# Objective:
Check each line of the listing below for the string "Моссо", and copy the ones that have it.

(Saved data entries)
• • •
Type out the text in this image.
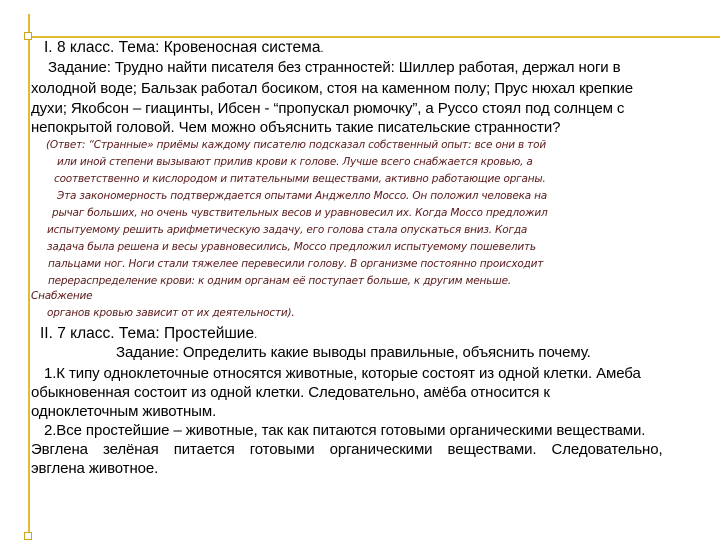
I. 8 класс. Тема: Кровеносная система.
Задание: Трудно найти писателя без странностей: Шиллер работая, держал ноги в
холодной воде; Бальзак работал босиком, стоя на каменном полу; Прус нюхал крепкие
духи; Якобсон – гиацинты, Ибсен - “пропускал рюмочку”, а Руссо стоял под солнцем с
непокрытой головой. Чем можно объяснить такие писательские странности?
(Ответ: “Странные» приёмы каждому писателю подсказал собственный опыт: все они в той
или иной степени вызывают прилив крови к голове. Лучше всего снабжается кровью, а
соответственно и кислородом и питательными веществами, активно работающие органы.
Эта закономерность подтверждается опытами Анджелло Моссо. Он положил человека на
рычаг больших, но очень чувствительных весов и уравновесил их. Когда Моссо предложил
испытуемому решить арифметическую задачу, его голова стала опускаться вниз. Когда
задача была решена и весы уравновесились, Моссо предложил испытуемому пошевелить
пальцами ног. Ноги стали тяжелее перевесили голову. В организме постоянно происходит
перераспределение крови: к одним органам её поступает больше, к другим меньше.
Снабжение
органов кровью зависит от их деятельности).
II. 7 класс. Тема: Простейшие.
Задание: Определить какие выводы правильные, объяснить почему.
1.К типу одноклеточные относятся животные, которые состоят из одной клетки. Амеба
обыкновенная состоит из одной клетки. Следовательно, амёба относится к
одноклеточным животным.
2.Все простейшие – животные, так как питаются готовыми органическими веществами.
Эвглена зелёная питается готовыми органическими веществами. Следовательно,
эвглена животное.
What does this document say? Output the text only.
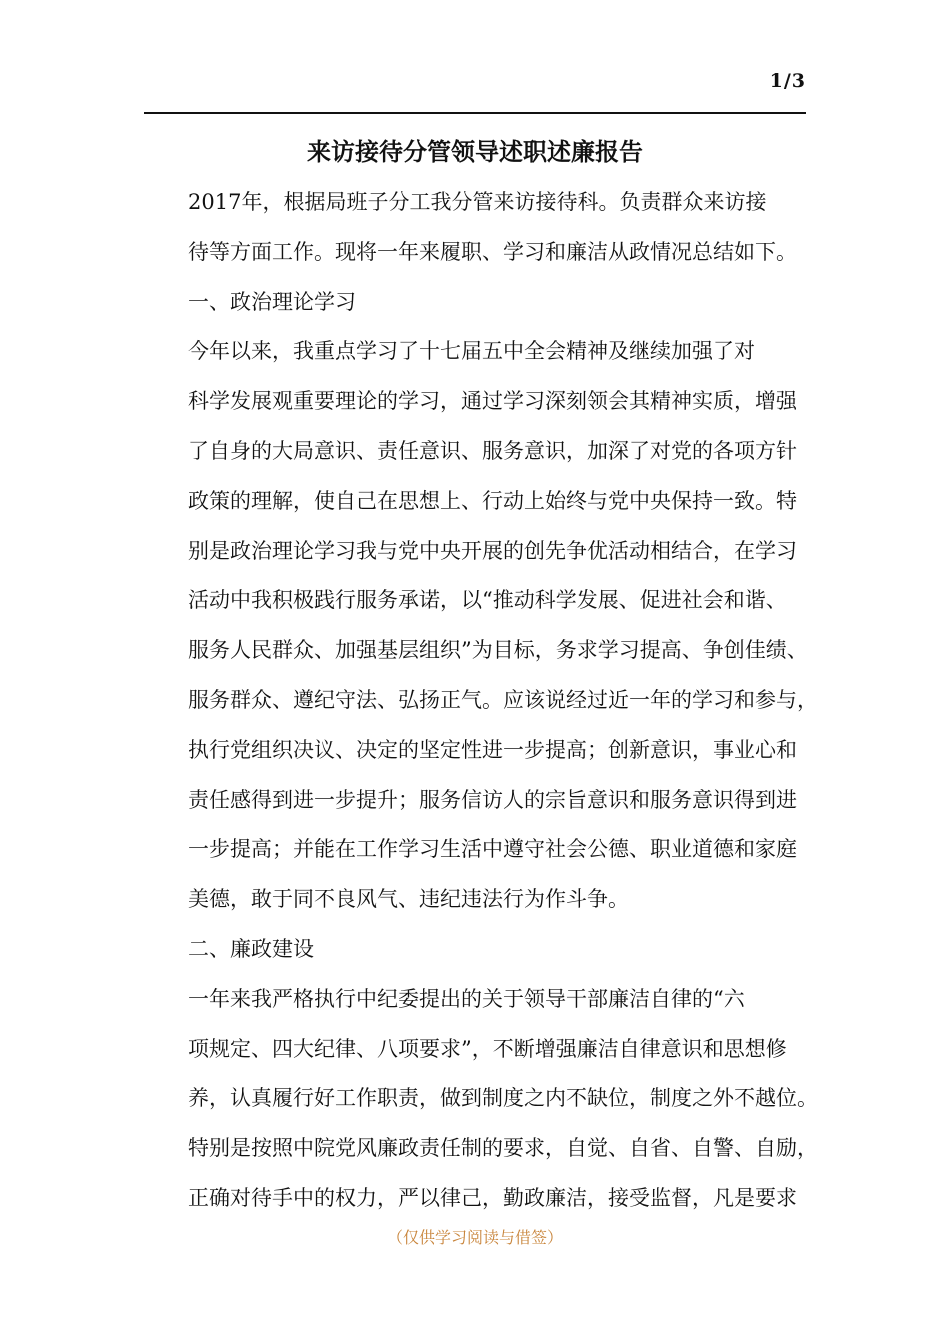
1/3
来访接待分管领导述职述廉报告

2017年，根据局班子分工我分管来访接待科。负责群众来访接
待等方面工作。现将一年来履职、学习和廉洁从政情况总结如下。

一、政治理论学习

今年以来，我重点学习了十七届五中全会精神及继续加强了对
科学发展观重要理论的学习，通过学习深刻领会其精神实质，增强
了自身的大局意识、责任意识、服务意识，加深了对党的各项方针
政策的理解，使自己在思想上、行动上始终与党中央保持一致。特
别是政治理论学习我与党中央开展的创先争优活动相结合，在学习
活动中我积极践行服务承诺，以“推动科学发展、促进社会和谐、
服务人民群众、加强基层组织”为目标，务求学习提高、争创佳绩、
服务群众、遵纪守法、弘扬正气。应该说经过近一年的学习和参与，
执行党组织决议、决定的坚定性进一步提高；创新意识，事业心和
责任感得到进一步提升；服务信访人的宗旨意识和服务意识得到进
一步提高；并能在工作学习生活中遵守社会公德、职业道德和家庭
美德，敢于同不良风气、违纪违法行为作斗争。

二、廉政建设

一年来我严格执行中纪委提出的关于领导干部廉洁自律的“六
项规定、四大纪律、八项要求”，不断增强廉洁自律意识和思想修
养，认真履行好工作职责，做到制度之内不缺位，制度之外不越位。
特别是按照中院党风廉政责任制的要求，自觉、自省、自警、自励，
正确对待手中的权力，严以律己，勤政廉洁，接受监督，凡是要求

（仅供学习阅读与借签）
• • •
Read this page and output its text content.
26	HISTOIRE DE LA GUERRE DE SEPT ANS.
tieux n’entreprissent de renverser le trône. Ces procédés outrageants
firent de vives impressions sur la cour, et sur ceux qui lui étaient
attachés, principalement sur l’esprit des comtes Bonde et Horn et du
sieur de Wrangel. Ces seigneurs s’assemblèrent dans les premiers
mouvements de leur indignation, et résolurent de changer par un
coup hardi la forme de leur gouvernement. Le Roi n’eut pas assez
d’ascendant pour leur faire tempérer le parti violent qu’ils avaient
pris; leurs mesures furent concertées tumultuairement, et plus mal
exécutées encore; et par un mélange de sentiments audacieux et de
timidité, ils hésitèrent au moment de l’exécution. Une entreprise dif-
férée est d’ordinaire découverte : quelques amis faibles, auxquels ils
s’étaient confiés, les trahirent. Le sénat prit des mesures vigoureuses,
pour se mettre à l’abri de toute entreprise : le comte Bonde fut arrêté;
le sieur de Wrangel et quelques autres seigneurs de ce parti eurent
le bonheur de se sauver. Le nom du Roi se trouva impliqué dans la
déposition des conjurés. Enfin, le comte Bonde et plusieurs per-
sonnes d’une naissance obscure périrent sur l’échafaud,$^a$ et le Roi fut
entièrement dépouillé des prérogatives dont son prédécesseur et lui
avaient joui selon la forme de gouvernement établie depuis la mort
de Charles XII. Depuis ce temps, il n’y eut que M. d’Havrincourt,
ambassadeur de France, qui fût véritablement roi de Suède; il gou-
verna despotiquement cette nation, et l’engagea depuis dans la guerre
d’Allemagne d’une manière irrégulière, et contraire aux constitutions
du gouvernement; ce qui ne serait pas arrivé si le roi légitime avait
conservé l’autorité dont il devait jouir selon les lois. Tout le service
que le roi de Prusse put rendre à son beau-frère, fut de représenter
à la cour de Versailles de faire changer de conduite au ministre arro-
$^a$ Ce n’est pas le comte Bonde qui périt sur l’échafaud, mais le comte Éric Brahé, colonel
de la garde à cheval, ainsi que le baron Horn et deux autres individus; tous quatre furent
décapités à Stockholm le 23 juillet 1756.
• • •
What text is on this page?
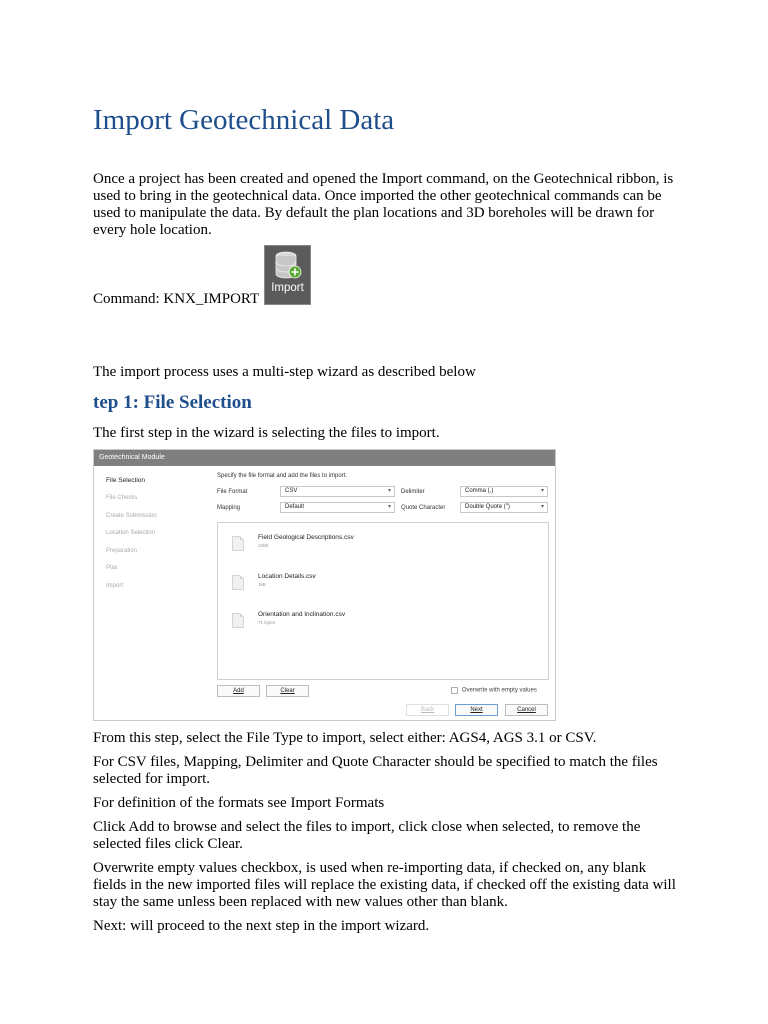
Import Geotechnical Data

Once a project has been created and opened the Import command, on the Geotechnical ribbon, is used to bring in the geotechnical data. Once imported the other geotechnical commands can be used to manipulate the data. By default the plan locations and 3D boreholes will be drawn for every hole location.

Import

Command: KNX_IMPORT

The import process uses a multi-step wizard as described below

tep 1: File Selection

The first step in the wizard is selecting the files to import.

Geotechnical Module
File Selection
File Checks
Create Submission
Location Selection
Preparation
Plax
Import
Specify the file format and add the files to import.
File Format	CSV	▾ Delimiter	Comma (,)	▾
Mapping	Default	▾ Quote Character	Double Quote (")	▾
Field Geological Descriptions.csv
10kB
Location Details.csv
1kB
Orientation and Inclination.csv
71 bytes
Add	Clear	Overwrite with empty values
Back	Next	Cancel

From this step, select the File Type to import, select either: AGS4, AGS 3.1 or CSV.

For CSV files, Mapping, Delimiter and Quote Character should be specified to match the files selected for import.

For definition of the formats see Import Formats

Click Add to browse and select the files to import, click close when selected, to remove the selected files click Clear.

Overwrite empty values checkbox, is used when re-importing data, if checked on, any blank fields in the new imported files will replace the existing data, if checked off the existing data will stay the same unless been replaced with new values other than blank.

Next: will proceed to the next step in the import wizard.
• • •
# The solution:
Эта закономерность подтверждается опытами Анджелло Моссо. Он положил человека на
рычаг больших, но очень чувствительных весов и уравновесил их. Когда Моссо предложил
задача была решена и весы уравновесились, Моссо предложил испытуемому пошевелить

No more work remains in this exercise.